(Data excerpts)
********

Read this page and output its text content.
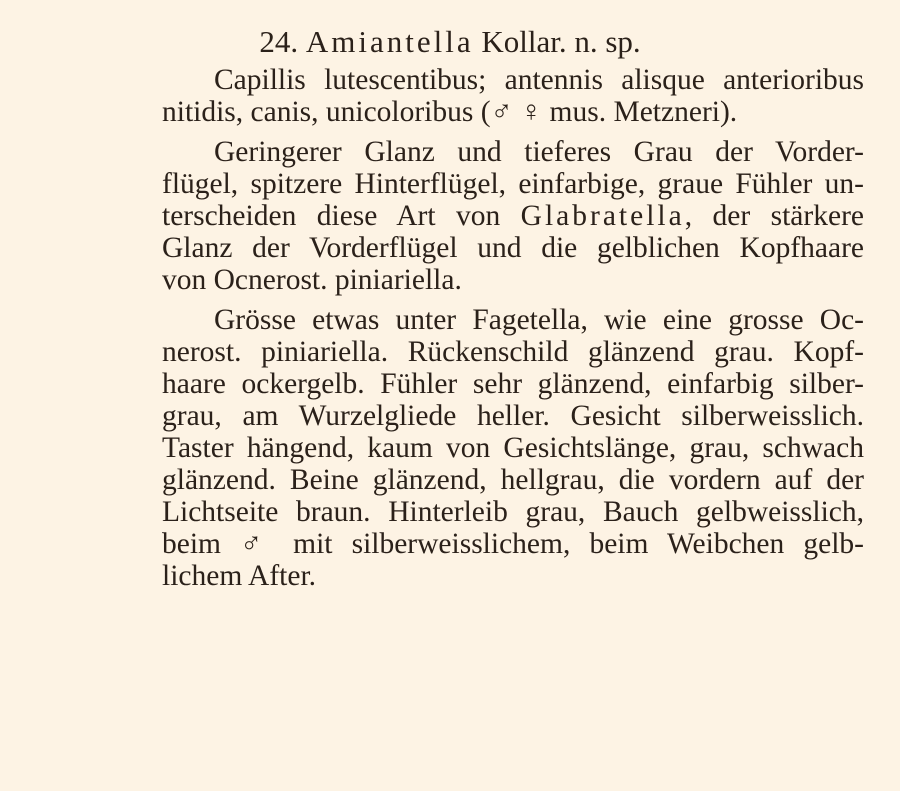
24. Amiantella Kollar. n. sp.
Capillis lutescentibus; antennis alisque anterioribus
nitidis, canis, unicoloribus (♂ ♀ mus. Metzneri).
Geringerer Glanz und tieferes Grau der Vorder-
flügel, spitzere Hinterflügel, einfarbige, graue Fühler un-
terscheiden diese Art von Glabratella, der stärkere
Glanz der Vorderflügel und die gelblichen Kopfhaare
von Ocnerost. piniariella.
Grösse etwas unter Fagetella, wie eine grosse Oc-
nerost. piniariella. Rückenschild glänzend grau. Kopf-
haare ockergelb. Fühler sehr glänzend, einfarbig silber-
grau, am Wurzelgliede heller. Gesicht silberweisslich.
Taster hängend, kaum von Gesichtslänge, grau, schwach
glänzend. Beine glänzend, hellgrau, die vordern auf der
Lichtseite braun. Hinterleib grau, Bauch gelbweisslich,
beim ♂ mit silberweisslichem, beim Weibchen gelb-
lichem After.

********

STATED GOAL:
Find the string "Fühler" in the listing and return every line that holds it.

EXERCISE RESULT:
flügel, spitzere Hinterflügel, einfarbige, graue Fühler un-
haare ockergelb. Fühler sehr glänzend, einfarbig silber-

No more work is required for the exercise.